— Begin —

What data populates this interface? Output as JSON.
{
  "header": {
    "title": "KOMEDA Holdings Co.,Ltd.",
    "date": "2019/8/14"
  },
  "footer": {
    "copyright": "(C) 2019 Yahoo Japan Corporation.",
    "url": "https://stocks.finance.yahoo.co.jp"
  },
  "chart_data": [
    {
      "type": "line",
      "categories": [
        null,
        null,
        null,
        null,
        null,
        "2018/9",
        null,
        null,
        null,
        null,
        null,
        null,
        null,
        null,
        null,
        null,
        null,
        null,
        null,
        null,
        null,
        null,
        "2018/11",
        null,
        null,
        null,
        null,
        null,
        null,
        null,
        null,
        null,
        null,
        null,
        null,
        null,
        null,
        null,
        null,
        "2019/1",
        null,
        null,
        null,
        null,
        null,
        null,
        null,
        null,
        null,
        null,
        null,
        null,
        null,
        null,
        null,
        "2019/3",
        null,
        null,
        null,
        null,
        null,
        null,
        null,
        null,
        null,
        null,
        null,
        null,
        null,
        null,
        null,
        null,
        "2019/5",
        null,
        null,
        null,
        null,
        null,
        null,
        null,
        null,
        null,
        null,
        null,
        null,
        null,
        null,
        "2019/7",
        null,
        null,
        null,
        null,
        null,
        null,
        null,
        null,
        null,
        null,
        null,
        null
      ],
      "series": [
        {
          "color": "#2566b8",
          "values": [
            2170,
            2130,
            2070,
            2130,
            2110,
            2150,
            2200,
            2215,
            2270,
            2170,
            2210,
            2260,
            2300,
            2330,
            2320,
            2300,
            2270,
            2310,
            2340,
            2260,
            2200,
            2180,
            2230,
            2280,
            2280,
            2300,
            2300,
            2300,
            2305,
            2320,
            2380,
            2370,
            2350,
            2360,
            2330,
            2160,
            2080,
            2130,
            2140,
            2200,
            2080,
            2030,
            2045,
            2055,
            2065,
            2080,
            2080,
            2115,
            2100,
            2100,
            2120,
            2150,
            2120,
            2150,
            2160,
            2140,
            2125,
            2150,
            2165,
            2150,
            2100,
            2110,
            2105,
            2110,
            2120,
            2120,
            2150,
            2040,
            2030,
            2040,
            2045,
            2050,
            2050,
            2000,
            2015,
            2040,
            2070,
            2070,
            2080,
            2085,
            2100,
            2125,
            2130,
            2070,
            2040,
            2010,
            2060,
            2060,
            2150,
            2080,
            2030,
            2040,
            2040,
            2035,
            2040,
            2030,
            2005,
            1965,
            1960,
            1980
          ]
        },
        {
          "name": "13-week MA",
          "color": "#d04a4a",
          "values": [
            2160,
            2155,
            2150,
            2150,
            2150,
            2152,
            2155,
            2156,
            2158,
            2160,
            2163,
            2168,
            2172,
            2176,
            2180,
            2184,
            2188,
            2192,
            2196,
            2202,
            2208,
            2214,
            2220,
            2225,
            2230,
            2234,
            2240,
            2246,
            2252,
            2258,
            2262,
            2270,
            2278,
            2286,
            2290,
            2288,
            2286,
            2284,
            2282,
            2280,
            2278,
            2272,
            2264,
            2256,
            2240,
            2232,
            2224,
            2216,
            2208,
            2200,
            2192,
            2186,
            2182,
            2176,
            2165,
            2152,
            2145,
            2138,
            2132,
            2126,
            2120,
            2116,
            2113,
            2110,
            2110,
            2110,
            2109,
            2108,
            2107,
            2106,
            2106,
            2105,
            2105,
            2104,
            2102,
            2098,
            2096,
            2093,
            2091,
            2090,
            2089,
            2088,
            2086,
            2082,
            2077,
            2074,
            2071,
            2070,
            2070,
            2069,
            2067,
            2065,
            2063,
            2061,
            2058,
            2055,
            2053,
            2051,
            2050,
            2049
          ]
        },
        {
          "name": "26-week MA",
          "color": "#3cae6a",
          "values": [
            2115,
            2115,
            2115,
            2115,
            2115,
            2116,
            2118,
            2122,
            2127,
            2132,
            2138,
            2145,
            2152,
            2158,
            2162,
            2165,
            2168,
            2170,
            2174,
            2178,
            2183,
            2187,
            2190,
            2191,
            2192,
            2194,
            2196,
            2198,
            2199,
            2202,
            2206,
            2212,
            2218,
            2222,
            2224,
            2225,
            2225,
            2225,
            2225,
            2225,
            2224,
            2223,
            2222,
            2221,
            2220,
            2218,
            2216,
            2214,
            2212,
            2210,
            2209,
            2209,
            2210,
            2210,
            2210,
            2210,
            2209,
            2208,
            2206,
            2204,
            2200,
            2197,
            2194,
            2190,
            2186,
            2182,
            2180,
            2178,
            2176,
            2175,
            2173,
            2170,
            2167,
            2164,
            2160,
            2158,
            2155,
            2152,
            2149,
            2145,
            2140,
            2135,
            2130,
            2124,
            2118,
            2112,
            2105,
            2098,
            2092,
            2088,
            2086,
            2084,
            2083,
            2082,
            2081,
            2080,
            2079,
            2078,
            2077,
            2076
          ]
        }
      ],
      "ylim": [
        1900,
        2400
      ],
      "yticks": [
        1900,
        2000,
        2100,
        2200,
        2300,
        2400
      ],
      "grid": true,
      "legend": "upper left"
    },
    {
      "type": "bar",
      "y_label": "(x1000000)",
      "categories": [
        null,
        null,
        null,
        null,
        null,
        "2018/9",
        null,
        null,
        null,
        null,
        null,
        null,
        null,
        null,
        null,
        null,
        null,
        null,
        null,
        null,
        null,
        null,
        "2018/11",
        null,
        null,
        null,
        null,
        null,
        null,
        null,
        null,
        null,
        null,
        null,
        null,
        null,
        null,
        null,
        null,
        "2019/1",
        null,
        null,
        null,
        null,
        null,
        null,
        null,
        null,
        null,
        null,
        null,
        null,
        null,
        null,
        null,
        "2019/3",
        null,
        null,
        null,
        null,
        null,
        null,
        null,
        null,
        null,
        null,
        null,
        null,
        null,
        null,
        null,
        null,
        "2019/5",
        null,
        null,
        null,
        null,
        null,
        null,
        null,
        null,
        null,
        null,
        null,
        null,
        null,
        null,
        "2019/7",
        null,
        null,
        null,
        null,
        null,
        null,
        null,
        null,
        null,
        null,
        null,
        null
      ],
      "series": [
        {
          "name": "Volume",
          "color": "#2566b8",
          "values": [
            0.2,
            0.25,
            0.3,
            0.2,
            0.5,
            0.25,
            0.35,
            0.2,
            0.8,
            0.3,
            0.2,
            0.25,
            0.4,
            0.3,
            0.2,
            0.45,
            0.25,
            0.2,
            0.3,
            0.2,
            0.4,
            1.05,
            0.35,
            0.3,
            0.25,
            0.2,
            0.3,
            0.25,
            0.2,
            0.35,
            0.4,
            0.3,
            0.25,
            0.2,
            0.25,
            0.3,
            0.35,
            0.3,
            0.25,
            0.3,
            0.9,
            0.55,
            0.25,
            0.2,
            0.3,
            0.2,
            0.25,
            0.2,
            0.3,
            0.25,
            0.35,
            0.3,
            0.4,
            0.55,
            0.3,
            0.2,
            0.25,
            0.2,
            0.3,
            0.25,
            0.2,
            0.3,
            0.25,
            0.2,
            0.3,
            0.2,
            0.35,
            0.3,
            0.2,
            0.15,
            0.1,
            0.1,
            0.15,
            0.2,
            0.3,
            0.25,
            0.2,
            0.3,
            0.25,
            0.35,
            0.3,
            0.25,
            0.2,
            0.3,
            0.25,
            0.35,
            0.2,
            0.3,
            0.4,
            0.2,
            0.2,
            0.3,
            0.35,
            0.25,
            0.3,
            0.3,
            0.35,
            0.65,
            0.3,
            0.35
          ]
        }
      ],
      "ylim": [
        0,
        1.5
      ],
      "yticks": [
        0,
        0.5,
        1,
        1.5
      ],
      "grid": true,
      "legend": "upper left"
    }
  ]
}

— End —

Every line above needs to be retyped exactly.

What data populates this interface? Output as JSON.
{
  "header": {
    "title": "KOMEDA Holdings Co.,Ltd.",
    "date": "2019/8/14"
  },
  "footer": {
    "copyright": "(C) 2019 Yahoo Japan Corporation.",
    "url": "https://stocks.finance.yahoo.co.jp"
  },
  "chart_data": [
    {
      "type": "line",
      "categories": [
        null,
        null,
        null,
        null,
        null,
        "2018/9",
        null,
        null,
        null,
        null,
        null,
        null,
        null,
        null,
        null,
        null,
        null,
        null,
        null,
        null,
        null,
        null,
        "2018/11",
        null,
        null,
        null,
        null,
        null,
        null,
        null,
        null,
        null,
        null,
        null,
        null,
        null,
        null,
        null,
        null,
        "2019/1",
        null,
        null,
        null,
        null,
        null,
        null,
        null,
        null,
        null,
        null,
        null,
        null,
        null,
        null,
        null,
        "2019/3",
        null,
        null,
        null,
        null,
        null,
        null,
        null,
        null,
        null,
        null,
        null,
        null,
        null,
        null,
        null,
        null,
        "2019/5",
        null,
        null,
        null,
        null,
        null,
        null,
        null,
        null,
        null,
        null,
        null,
        null,
        null,
        null,
        "2019/7",
        null,
        null,
        null,
        null,
        null,
        null,
        null,
        null,
        null,
        null,
        null,
        null
      ],
      "series": [
        {
          "color": "#2566b8",
          "values": [
            2170,
            2130,
            2070,
            2130,
            2110,
            2150,
            2200,
            2215,
            2270,
            2170,
            2210,
            2260,
            2300,
            2330,
            2320,
            2300,
            2270,
            2310,
            2340,
            2260,
            2200,
            2180,
            2230,
            2280,
            2280,
            2300,
            2300,
            2300,
            2305,
            2320,
            2380,
            2370,
            2350,
            2360,
            2330,
            2160,
            2080,
            2130,
            2140,
            2200,
            2080,
            2030,
            2045,
            2055,
            2065,
            2080,
            2080,
            2115,
            2100,
            2100,
            2120,
            2150,
            2120,
            2150,
            2160,
            2140,
            2125,
            2150,
            2165,
            2150,
            2100,
            2110,
            2105,
            2110,
            2120,
            2120,
            2150,
            2040,
            2030,
            2040,
            2045,
            2050,
            2050,
            2000,
            2015,
            2040,
            2070,
            2070,
            2080,
            2085,
            2100,
            2125,
            2130,
            2070,
            2040,
            2010,
            2060,
            2060,
            2150,
            2080,
            2030,
            2040,
            2040,
            2035,
            2040,
            2030,
            2005,
            1965,
            1960,
            1980
          ]
        },
        {
          "name": "13-week MA",
          "color": "#d04a4a",
          "values": [
            2160,
            2155,
            2150,
            2150,
            2150,
            2152,
            2155,
            2156,
            2158,
            2160,
            2163,
            2168,
            2172,
            2176,
            2180,
            2184,
            2188,
            2192,
            2196,
            2202,
            2208,
            2214,
            2220,
            2225,
            2230,
            2234,
            2240,
            2246,
            2252,
            2258,
            2262,
            2270,
            2278,
            2286,
            2290,
            2288,
            2286,
            2284,
            2282,
            2280,
            2278,
            2272,
            2264,
            2256,
            2240,
            2232,
            2224,
            2216,
            2208,
            2200,
            2192,
            2186,
            2182,
            2176,
            2165,
            2152,
            2145,
            2138,
            2132,
            2126,
            2120,
            2116,
            2113,
            2110,
            2110,
            2110,
            2109,
            2108,
            2107,
            2106,
            2106,
            2105,
            2105,
            2104,
            2102,
            2098,
            2096,
            2093,
            2091,
            2090,
            2089,
            2088,
            2086,
            2082,
            2077,
            2074,
            2071,
            2070,
            2070,
            2069,
            2067,
            2065,
            2063,
            2061,
            2058,
            2055,
            2053,
            2051,
            2050,
            2049
          ]
        },
        {
          "name": "26-week MA",
          "color": "#3cae6a",
          "values": [
            2115,
            2115,
            2115,
            2115,
            2115,
            2116,
            2118,
            2122,
            2127,
            2132,
            2138,
            2145,
            2152,
            2158,
            2162,
            2165,
            2168,
            2170,
            2174,
            2178,
            2183,
            2187,
            2190,
            2191,
            2192,
            2194,
            2196,
            2198,
            2199,
            2202,
            2206,
            2212,
            2218,
            2222,
            2224,
            2225,
            2225,
            2225,
            2225,
            2225,
            2224,
            2223,
            2222,
            2221,
            2220,
            2218,
            2216,
            2214,
            2212,
            2210,
            2209,
            2209,
            2210,
            2210,
            2210,
            2210,
            2209,
            2208,
            2206,
            2204,
            2200,
            2197,
            2194,
            2190,
            2186,
            2182,
            2180,
            2178,
            2176,
            2175,
            2173,
            2170,
            2167,
            2164,
            2160,
            2158,
            2155,
            2152,
            2149,
            2145,
            2140,
            2135,
            2130,
            2124,
            2118,
            2112,
            2105,
            2098,
            2092,
            2088,
            2086,
            2084,
            2083,
            2082,
            2081,
            2080,
            2079,
            2078,
            2077,
            2076
          ]
        }
      ],
      "ylim": [
        1900,
        2400
      ],
      "yticks": [
        1900,
        2000,
        2100,
        2200,
        2300,
        2400
      ],
      "grid": true,
      "legend": "upper left"
    },
    {
      "type": "bar",
      "y_label": "(x1000000)",
      "categories": [
        null,
        null,
        null,
        null,
        null,
        "2018/9",
        null,
        null,
        null,
        null,
        null,
        null,
        null,
        null,
        null,
        null,
        null,
        null,
        null,
        null,
        null,
        null,
        "2018/11",
        null,
        null,
        null,
        null,
        null,
        null,
        null,
        null,
        null,
        null,
        null,
        null,
        null,
        null,
        null,
        null,
        "2019/1",
        null,
        null,
        null,
        null,
        null,
        null,
        null,
        null,
        null,
        null,
        null,
        null,
        null,
        null,
        null,
        "2019/3",
        null,
        null,
        null,
        null,
        null,
        null,
        null,
        null,
        null,
        null,
        null,
        null,
        null,
        null,
        null,
        null,
        "2019/5",
        null,
        null,
        null,
        null,
        null,
        null,
        null,
        null,
        null,
        null,
        null,
        null,
        null,
        null,
        "2019/7",
        null,
        null,
        null,
        null,
        null,
        null,
        null,
        null,
        null,
        null,
        null,
        null
      ],
      "series": [
        {
          "name": "Volume",
          "color": "#2566b8",
          "values": [
            0.2,
            0.25,
            0.3,
            0.2,
            0.5,
            0.25,
            0.35,
            0.2,
            0.8,
            0.3,
            0.2,
            0.25,
            0.4,
            0.3,
            0.2,
            0.45,
            0.25,
            0.2,
            0.3,
            0.2,
            0.4,
            1.05,
            0.35,
            0.3,
            0.25,
            0.2,
            0.3,
            0.25,
            0.2,
            0.35,
            0.4,
            0.3,
            0.25,
            0.2,
            0.25,
            0.3,
            0.35,
            0.3,
            0.25,
            0.3,
            0.9,
            0.55,
            0.25,
            0.2,
            0.3,
            0.2,
            0.25,
            0.2,
            0.3,
            0.25,
            0.35,
            0.3,
            0.4,
            0.55,
            0.3,
            0.2,
            0.25,
            0.2,
            0.3,
            0.25,
            0.2,
            0.3,
            0.25,
            0.2,
            0.3,
            0.2,
            0.35,
            0.3,
            0.2,
            0.15,
            0.1,
            0.1,
            0.15,
            0.2,
            0.3,
            0.25,
            0.2,
            0.3,
            0.25,
            0.35,
            0.3,
            0.25,
            0.2,
            0.3,
            0.25,
            0.35,
            0.2,
            0.3,
            0.4,
            0.2,
            0.2,
            0.3,
            0.35,
            0.25,
            0.3,
            0.3,
            0.35,
            0.65,
            0.3,
            0.35
          ]
        }
      ],
      "ylim": [
        0,
        1.5
      ],
      "yticks": [
        0,
        0.5,
        1,
        1.5
      ],
      "grid": true,
      "legend": "upper left"
    }
  ]
}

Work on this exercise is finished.